Page text dataset records
--------------------------------

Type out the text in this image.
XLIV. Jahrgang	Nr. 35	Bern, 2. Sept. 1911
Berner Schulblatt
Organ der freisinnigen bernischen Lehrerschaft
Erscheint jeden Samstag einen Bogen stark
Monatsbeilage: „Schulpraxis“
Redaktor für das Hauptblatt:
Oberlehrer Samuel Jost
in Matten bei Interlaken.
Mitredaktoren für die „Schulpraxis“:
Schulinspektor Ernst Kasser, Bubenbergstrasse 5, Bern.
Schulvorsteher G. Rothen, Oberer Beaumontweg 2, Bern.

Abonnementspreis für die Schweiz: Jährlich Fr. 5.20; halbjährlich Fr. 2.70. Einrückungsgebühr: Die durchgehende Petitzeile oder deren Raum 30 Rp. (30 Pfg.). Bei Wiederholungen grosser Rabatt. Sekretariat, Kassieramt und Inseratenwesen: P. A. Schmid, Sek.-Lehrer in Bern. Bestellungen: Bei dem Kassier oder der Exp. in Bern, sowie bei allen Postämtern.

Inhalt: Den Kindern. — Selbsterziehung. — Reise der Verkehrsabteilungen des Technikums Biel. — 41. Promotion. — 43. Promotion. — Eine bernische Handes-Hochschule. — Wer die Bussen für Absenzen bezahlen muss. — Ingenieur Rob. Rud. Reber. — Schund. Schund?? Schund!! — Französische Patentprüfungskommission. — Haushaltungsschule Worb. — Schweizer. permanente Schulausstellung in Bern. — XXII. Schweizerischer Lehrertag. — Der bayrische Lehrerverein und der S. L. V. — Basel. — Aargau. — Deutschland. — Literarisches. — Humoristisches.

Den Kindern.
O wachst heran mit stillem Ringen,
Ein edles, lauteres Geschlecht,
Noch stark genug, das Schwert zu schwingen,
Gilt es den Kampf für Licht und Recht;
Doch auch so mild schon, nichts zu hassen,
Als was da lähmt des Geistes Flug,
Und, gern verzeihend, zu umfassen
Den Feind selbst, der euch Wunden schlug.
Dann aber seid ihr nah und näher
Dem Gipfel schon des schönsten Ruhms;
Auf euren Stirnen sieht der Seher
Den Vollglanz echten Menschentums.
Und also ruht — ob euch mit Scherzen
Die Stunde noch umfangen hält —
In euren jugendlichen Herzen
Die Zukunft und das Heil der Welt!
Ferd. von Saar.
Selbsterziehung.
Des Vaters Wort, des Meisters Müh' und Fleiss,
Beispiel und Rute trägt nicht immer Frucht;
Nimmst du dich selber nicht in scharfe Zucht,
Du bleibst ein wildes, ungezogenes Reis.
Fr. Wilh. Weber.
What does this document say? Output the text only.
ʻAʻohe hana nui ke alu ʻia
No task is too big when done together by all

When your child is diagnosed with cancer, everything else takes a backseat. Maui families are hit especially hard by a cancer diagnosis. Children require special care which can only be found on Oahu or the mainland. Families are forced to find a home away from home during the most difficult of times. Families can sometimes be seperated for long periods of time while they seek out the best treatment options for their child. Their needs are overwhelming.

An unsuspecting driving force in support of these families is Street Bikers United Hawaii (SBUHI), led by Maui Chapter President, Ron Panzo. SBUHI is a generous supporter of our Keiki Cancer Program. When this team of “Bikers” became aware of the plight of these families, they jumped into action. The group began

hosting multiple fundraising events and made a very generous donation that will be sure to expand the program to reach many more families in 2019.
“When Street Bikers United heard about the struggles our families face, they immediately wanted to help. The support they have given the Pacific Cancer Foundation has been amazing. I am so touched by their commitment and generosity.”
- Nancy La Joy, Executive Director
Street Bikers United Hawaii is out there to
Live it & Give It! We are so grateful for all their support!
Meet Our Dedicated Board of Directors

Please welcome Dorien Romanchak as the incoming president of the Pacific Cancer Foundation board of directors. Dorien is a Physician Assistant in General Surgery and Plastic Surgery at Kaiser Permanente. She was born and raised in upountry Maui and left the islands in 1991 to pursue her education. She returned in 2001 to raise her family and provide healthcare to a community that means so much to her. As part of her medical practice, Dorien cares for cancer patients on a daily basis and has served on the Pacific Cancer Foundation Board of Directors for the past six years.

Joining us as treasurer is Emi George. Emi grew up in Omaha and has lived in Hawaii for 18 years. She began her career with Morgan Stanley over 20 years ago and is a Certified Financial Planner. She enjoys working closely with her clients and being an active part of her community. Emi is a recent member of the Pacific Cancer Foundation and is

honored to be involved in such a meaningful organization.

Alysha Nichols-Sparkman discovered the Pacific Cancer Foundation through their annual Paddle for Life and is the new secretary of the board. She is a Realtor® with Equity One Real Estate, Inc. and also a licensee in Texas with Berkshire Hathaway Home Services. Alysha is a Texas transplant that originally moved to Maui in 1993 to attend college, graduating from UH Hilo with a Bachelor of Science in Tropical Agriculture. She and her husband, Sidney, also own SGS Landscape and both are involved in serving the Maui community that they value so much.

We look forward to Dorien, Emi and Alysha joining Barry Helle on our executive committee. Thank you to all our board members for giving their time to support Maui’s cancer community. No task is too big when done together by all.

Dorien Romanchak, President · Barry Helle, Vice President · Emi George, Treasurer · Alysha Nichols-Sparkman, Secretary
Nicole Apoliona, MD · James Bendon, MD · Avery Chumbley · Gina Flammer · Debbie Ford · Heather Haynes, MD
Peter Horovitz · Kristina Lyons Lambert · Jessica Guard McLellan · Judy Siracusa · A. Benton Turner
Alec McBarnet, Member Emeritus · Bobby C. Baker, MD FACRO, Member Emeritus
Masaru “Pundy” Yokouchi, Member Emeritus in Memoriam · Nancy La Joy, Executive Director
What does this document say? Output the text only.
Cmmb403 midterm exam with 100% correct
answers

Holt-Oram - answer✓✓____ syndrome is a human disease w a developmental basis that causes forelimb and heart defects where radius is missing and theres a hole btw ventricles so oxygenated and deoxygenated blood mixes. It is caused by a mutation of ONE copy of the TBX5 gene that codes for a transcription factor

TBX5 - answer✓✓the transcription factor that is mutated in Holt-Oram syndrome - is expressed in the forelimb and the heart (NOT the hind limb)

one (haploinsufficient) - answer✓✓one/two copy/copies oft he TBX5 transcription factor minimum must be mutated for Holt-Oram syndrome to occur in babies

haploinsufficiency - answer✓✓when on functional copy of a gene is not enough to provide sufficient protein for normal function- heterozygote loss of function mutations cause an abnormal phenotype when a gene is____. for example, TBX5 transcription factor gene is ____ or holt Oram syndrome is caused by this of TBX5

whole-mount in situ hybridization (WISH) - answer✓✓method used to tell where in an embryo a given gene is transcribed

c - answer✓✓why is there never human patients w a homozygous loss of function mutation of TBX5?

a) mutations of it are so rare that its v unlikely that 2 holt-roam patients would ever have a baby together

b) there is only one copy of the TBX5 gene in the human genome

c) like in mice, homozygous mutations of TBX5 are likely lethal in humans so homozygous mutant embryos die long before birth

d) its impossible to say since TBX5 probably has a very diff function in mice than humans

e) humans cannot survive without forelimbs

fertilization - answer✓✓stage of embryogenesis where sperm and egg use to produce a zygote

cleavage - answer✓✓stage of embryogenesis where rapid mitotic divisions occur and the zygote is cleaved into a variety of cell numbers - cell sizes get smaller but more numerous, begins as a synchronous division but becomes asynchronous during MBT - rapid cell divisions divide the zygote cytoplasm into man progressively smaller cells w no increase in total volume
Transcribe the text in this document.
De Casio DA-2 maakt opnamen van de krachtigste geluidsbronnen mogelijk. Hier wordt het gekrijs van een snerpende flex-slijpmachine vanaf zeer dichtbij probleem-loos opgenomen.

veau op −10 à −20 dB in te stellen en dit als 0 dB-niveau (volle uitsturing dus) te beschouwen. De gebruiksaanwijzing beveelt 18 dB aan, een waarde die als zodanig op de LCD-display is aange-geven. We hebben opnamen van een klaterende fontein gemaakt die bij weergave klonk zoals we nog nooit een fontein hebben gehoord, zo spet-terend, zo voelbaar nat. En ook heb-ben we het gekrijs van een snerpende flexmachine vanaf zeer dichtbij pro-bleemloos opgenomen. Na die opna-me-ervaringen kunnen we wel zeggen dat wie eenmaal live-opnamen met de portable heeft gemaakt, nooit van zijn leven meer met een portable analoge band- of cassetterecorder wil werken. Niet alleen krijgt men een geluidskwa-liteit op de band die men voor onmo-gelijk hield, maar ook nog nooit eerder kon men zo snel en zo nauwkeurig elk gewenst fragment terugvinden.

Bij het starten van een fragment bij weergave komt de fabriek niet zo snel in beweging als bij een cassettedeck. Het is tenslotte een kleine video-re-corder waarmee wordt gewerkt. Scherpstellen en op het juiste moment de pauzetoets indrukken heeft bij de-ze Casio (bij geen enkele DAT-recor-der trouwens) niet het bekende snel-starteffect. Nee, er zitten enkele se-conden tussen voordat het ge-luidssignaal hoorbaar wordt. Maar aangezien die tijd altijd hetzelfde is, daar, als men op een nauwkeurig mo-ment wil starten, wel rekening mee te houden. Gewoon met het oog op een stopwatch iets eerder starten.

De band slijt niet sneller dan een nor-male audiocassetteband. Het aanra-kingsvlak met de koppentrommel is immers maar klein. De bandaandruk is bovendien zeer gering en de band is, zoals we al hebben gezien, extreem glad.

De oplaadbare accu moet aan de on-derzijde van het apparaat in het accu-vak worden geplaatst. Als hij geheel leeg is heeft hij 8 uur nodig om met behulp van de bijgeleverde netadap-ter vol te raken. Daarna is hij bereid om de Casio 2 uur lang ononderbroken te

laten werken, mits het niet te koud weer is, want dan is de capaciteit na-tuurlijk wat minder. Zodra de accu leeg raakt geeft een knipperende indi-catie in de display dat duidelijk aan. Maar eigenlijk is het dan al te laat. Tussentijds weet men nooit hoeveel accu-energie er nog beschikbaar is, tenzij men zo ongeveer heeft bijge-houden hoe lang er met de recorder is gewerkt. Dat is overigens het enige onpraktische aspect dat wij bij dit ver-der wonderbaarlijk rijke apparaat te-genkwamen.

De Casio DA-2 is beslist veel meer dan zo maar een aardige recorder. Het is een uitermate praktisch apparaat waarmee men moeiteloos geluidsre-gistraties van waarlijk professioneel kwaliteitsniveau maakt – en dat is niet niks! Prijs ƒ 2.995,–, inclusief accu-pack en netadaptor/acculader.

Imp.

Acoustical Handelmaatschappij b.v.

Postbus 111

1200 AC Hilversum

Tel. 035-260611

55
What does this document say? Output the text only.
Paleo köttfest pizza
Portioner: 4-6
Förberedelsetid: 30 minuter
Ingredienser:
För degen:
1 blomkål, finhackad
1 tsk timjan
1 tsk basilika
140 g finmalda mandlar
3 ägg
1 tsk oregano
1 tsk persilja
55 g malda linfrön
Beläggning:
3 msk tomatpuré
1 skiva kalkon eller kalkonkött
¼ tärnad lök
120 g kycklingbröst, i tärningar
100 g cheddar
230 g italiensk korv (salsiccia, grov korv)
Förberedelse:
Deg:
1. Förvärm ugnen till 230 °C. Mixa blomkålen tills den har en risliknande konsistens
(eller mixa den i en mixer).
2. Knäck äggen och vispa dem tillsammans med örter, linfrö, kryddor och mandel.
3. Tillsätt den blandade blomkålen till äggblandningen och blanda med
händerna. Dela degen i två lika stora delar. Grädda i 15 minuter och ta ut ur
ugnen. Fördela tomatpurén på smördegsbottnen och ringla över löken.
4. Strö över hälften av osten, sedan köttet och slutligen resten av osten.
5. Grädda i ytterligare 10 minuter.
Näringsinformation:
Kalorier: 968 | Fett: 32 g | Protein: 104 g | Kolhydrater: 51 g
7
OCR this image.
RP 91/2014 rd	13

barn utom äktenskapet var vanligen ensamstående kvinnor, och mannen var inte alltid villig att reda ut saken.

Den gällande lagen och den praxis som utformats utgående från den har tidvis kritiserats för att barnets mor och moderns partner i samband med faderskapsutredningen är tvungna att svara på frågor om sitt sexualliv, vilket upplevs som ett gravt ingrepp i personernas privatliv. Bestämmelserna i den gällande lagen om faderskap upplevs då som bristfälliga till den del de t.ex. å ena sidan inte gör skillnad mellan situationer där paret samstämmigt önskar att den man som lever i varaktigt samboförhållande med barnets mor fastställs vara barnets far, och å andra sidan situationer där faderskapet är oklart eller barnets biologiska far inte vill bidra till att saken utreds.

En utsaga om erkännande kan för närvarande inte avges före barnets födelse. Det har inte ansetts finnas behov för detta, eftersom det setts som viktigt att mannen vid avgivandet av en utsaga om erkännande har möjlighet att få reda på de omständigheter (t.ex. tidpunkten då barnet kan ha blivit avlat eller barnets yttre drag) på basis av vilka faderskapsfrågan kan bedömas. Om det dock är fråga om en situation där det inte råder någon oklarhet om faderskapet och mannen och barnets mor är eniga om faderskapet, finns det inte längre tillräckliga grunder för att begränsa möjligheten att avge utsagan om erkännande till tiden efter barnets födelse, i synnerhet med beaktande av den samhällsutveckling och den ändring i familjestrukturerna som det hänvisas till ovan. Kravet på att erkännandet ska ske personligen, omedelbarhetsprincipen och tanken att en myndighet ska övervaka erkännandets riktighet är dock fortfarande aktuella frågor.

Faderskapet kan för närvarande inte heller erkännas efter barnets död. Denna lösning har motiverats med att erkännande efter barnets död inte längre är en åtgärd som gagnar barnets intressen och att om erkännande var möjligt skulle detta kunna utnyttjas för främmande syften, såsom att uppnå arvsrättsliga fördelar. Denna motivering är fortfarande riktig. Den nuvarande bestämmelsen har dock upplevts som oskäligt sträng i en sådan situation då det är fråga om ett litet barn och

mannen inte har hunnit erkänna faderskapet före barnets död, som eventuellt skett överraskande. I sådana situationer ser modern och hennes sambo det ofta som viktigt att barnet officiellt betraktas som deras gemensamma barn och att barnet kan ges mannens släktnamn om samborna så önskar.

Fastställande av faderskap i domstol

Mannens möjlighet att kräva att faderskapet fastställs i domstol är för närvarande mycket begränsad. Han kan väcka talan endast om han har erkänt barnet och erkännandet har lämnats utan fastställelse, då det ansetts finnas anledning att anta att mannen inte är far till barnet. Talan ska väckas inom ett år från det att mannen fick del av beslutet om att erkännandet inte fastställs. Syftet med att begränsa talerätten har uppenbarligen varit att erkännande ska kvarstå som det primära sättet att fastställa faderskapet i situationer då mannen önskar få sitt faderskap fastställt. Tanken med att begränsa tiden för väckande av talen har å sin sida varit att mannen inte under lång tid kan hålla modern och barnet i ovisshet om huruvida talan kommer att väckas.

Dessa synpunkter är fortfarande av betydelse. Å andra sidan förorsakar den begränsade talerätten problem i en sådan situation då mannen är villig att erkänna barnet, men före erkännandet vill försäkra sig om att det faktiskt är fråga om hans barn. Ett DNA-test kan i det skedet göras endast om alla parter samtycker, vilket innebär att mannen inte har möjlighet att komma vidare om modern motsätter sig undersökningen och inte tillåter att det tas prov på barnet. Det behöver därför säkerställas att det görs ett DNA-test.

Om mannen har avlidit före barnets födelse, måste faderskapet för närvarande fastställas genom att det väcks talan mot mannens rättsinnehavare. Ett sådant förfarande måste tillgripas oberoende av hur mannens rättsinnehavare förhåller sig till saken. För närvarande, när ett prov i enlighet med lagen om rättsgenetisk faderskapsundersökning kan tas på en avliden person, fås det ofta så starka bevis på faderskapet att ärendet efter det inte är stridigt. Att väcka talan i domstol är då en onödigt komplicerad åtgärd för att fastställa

--------------------------------

TASK ITEM |
Find every line of the records holding "euch". Answer with the count alone.

OUTPUT OF THE EXERCISE |
2